> [WHAT YOU HAVE TO DO] Identify, in the records below, every line where the string "color" appears, and copy each such line.

** start RECORDS FOR THIS EXERCISE **

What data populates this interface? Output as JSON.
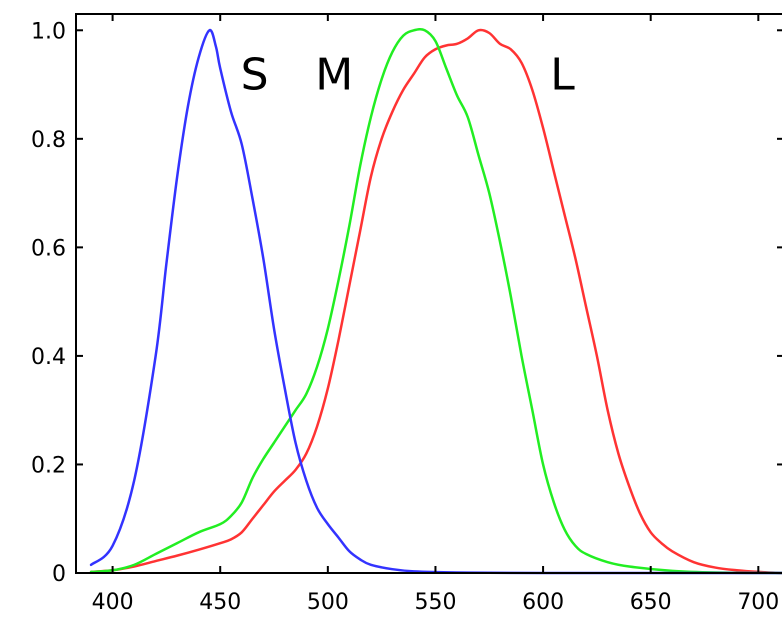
{
  "chart_data": {
    "type": "line",
    "title": "",
    "xlabel": "",
    "ylabel": "",
    "xlim": [
      383,
      711
    ],
    "ylim": [
      0,
      1.03
    ],
    "grid": false,
    "legend": "none",
    "x_ticks": [
      "400",
      "450",
      "500",
      "550",
      "600",
      "650",
      "700"
    ],
    "y_ticks": [
      "0",
      "0.2",
      "0.4",
      "0.6",
      "0.8",
      "1.0"
    ],
    "annotations": [
      {
        "text": "S",
        "x": 466,
        "y": 0.92
      },
      {
        "text": "M",
        "x": 503,
        "y": 0.92
      },
      {
        "text": "L",
        "x": 609,
        "y": 0.92
      }
    ],
    "series": [
      {
        "label": "S",
        "color": "#3333ff",
        "points": [
          [
            390,
            0.015
          ],
          [
            400,
            0.05
          ],
          [
            410,
            0.17
          ],
          [
            420,
            0.4
          ],
          [
            425,
            0.57
          ],
          [
            430,
            0.73
          ],
          [
            435,
            0.86
          ],
          [
            440,
            0.95
          ],
          [
            445,
            1.0
          ],
          [
            448,
            0.97
          ],
          [
            450,
            0.93
          ],
          [
            455,
            0.85
          ],
          [
            460,
            0.79
          ],
          [
            465,
            0.69
          ],
          [
            470,
            0.58
          ],
          [
            475,
            0.45
          ],
          [
            480,
            0.34
          ],
          [
            485,
            0.24
          ],
          [
            490,
            0.17
          ],
          [
            495,
            0.12
          ],
          [
            500,
            0.09
          ],
          [
            505,
            0.065
          ],
          [
            510,
            0.04
          ],
          [
            515,
            0.025
          ],
          [
            520,
            0.015
          ],
          [
            530,
            0.007
          ],
          [
            540,
            0.003
          ],
          [
            560,
            0.001
          ],
          [
            600,
            0.0
          ],
          [
            711,
            0.0
          ]
        ]
      },
      {
        "label": "M",
        "color": "#22ee22",
        "points": [
          [
            390,
            0.002
          ],
          [
            400,
            0.005
          ],
          [
            410,
            0.015
          ],
          [
            420,
            0.035
          ],
          [
            430,
            0.055
          ],
          [
            440,
            0.075
          ],
          [
            450,
            0.09
          ],
          [
            455,
            0.105
          ],
          [
            460,
            0.13
          ],
          [
            465,
            0.175
          ],
          [
            470,
            0.21
          ],
          [
            475,
            0.24
          ],
          [
            480,
            0.27
          ],
          [
            485,
            0.3
          ],
          [
            490,
            0.33
          ],
          [
            495,
            0.38
          ],
          [
            500,
            0.45
          ],
          [
            505,
            0.54
          ],
          [
            510,
            0.64
          ],
          [
            515,
            0.75
          ],
          [
            520,
            0.84
          ],
          [
            525,
            0.91
          ],
          [
            530,
            0.96
          ],
          [
            535,
            0.99
          ],
          [
            540,
            1.0
          ],
          [
            545,
            1.0
          ],
          [
            550,
            0.98
          ],
          [
            555,
            0.93
          ],
          [
            560,
            0.88
          ],
          [
            565,
            0.84
          ],
          [
            570,
            0.77
          ],
          [
            575,
            0.7
          ],
          [
            580,
            0.61
          ],
          [
            585,
            0.51
          ],
          [
            590,
            0.4
          ],
          [
            595,
            0.3
          ],
          [
            600,
            0.2
          ],
          [
            605,
            0.13
          ],
          [
            610,
            0.08
          ],
          [
            615,
            0.05
          ],
          [
            620,
            0.035
          ],
          [
            630,
            0.02
          ],
          [
            640,
            0.012
          ],
          [
            660,
            0.004
          ],
          [
            680,
            0.001
          ],
          [
            711,
            0.0
          ]
        ]
      },
      {
        "label": "L",
        "color": "#ff3333",
        "points": [
          [
            390,
            0.002
          ],
          [
            400,
            0.005
          ],
          [
            410,
            0.012
          ],
          [
            420,
            0.022
          ],
          [
            430,
            0.032
          ],
          [
            440,
            0.043
          ],
          [
            450,
            0.055
          ],
          [
            455,
            0.062
          ],
          [
            460,
            0.075
          ],
          [
            465,
            0.1
          ],
          [
            470,
            0.125
          ],
          [
            475,
            0.15
          ],
          [
            480,
            0.17
          ],
          [
            485,
            0.19
          ],
          [
            490,
            0.22
          ],
          [
            495,
            0.27
          ],
          [
            500,
            0.34
          ],
          [
            505,
            0.43
          ],
          [
            510,
            0.53
          ],
          [
            515,
            0.63
          ],
          [
            520,
            0.73
          ],
          [
            525,
            0.8
          ],
          [
            530,
            0.85
          ],
          [
            535,
            0.89
          ],
          [
            540,
            0.92
          ],
          [
            545,
            0.95
          ],
          [
            550,
            0.965
          ],
          [
            555,
            0.972
          ],
          [
            560,
            0.975
          ],
          [
            565,
            0.985
          ],
          [
            570,
            1.0
          ],
          [
            575,
            0.995
          ],
          [
            580,
            0.975
          ],
          [
            585,
            0.965
          ],
          [
            590,
            0.94
          ],
          [
            595,
            0.89
          ],
          [
            600,
            0.82
          ],
          [
            605,
            0.74
          ],
          [
            610,
            0.66
          ],
          [
            615,
            0.58
          ],
          [
            620,
            0.49
          ],
          [
            625,
            0.4
          ],
          [
            630,
            0.3
          ],
          [
            635,
            0.22
          ],
          [
            640,
            0.16
          ],
          [
            645,
            0.11
          ],
          [
            650,
            0.075
          ],
          [
            655,
            0.055
          ],
          [
            660,
            0.04
          ],
          [
            670,
            0.02
          ],
          [
            680,
            0.01
          ],
          [
            690,
            0.005
          ],
          [
            700,
            0.002
          ],
          [
            711,
            0.0
          ]
        ]
      }
    ]
  }
}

** end RECORDS FOR THIS EXERCISE **

> [WRITTEN SOLUTION]
        "color": "#3333ff",
        "color": "#22ee22",
        "color": "#ff3333",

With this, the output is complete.